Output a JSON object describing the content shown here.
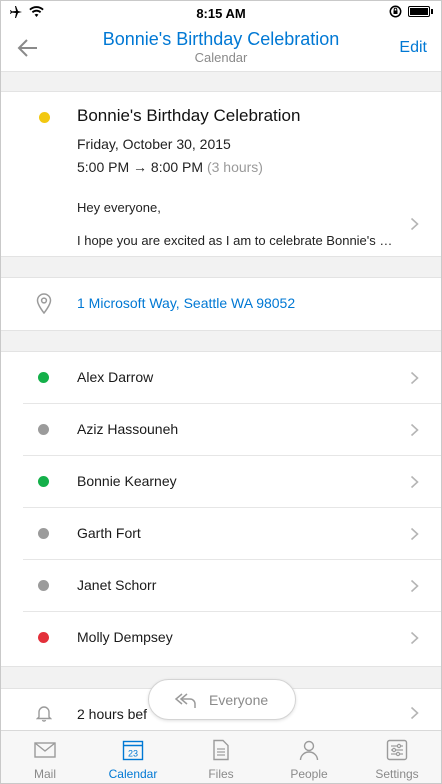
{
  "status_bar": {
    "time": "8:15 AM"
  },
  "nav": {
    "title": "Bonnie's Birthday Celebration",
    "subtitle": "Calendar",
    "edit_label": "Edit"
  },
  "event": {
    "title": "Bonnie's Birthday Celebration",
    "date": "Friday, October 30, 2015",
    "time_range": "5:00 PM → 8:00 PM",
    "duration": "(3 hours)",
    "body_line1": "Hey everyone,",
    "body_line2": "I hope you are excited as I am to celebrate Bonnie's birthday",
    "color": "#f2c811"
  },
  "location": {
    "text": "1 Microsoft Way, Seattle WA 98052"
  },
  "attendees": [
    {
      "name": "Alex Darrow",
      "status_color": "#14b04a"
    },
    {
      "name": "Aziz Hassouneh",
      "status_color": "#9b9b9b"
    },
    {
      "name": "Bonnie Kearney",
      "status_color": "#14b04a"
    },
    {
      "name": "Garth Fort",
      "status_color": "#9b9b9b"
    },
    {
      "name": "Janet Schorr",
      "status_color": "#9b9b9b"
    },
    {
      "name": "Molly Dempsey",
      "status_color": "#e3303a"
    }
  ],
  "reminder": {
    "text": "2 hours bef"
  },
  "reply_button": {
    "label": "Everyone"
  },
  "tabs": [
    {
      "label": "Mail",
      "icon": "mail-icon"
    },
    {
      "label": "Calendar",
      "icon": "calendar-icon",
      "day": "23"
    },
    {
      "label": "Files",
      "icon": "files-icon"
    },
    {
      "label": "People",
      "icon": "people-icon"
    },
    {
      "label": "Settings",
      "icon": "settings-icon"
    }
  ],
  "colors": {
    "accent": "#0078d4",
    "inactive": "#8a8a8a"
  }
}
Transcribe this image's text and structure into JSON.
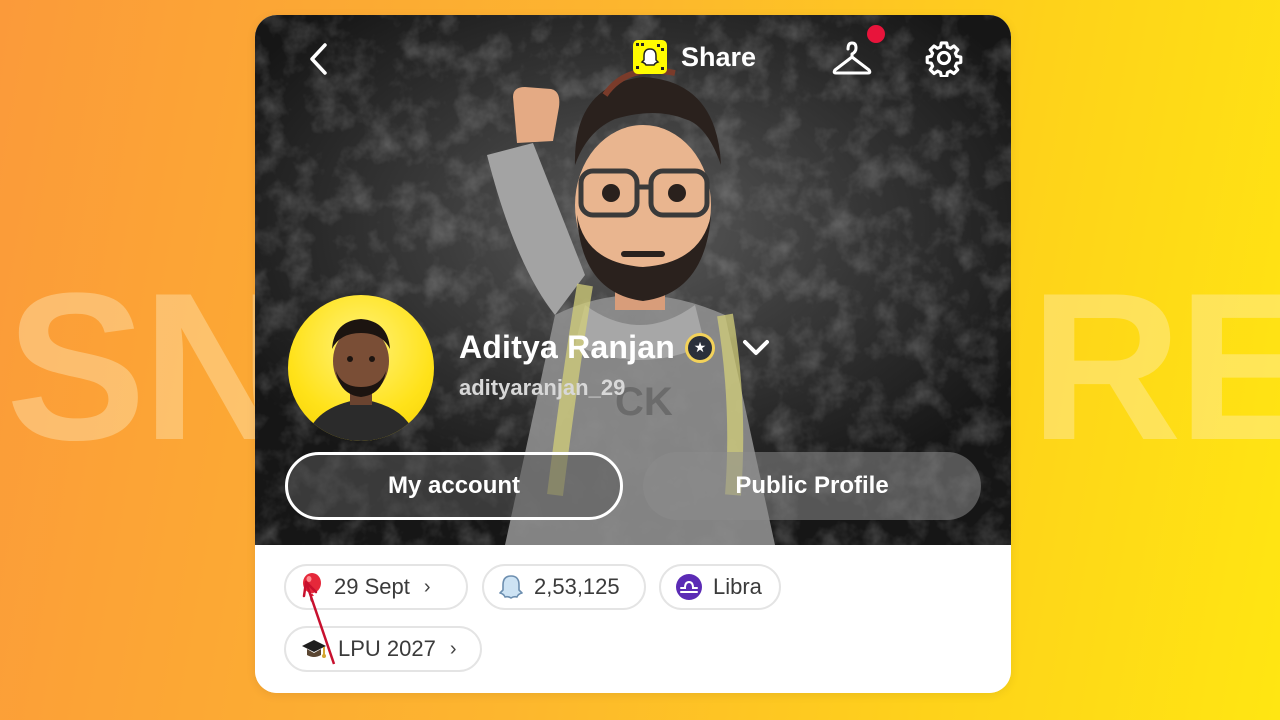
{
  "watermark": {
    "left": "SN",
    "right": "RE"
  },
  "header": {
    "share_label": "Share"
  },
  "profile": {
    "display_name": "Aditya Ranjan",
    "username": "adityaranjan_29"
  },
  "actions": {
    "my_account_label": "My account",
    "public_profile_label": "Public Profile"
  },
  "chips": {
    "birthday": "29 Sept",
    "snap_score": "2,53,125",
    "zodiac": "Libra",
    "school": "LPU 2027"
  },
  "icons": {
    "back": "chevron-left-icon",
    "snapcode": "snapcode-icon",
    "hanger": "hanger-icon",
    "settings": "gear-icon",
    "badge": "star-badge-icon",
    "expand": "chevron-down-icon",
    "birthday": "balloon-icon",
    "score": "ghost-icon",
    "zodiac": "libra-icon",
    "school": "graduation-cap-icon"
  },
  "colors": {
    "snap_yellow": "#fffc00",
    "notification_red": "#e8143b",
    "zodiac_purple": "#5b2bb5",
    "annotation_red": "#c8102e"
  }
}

--- WHAT YOU ARE ASKED TO DO ---
Restate the whole of the material word for word without the pictures.

--- OUTPUT OF THE TASK ---
Output a JSON object describing the content shown here.
{
  "status_bar": {
    "time": "8:15 AM"
  },
  "nav": {
    "title": "Bonnie's Birthday Celebration",
    "subtitle": "Calendar",
    "edit_label": "Edit"
  },
  "event": {
    "title": "Bonnie's Birthday Celebration",
    "date": "Friday, October 30, 2015",
    "time_range": "5:00 PM → 8:00 PM",
    "duration": "(3 hours)",
    "body_line1": "Hey everyone,",
    "body_line2": "I hope you are excited as I am to celebrate Bonnie's birthday",
    "color": "#f2c811"
  },
  "location": {
    "text": "1 Microsoft Way, Seattle WA 98052"
  },
  "attendees": [
    {
      "name": "Alex Darrow",
      "status_color": "#14b04a"
    },
    {
      "name": "Aziz Hassouneh",
      "status_color": "#9b9b9b"
    },
    {
      "name": "Bonnie Kearney",
      "status_color": "#14b04a"
    },
    {
      "name": "Garth Fort",
      "status_color": "#9b9b9b"
    },
    {
      "name": "Janet Schorr",
      "status_color": "#9b9b9b"
    },
    {
      "name": "Molly Dempsey",
      "status_color": "#e3303a"
    }
  ],
  "reminder": {
    "text": "2 hours bef"
  },
  "reply_button": {
    "label": "Everyone"
  },
  "tabs": [
    {
      "label": "Mail",
      "icon": "mail-icon"
    },
    {
      "label": "Calendar",
      "icon": "calendar-icon",
      "day": "23"
    },
    {
      "label": "Files",
      "icon": "files-icon"
    },
    {
      "label": "People",
      "icon": "people-icon"
    },
    {
      "label": "Settings",
      "icon": "settings-icon"
    }
  ],
  "colors": {
    "accent": "#0078d4",
    "inactive": "#8a8a8a"
  }
}
Transcribe this image's text and structure into JSON.
{
  "watermark": {
    "left": "SN",
    "right": "RE"
  },
  "header": {
    "share_label": "Share"
  },
  "profile": {
    "display_name": "Aditya Ranjan",
    "username": "adityaranjan_29"
  },
  "actions": {
    "my_account_label": "My account",
    "public_profile_label": "Public Profile"
  },
  "chips": {
    "birthday": "29 Sept",
    "snap_score": "2,53,125",
    "zodiac": "Libra",
    "school": "LPU 2027"
  },
  "icons": {
    "back": "chevron-left-icon",
    "snapcode": "snapcode-icon",
    "hanger": "hanger-icon",
    "settings": "gear-icon",
    "badge": "star-badge-icon",
    "expand": "chevron-down-icon",
    "birthday": "balloon-icon",
    "score": "ghost-icon",
    "zodiac": "libra-icon",
    "school": "graduation-cap-icon"
  },
  "colors": {
    "snap_yellow": "#fffc00",
    "notification_red": "#e8143b",
    "zodiac_purple": "#5b2bb5",
    "annotation_red": "#c8102e"
  }
}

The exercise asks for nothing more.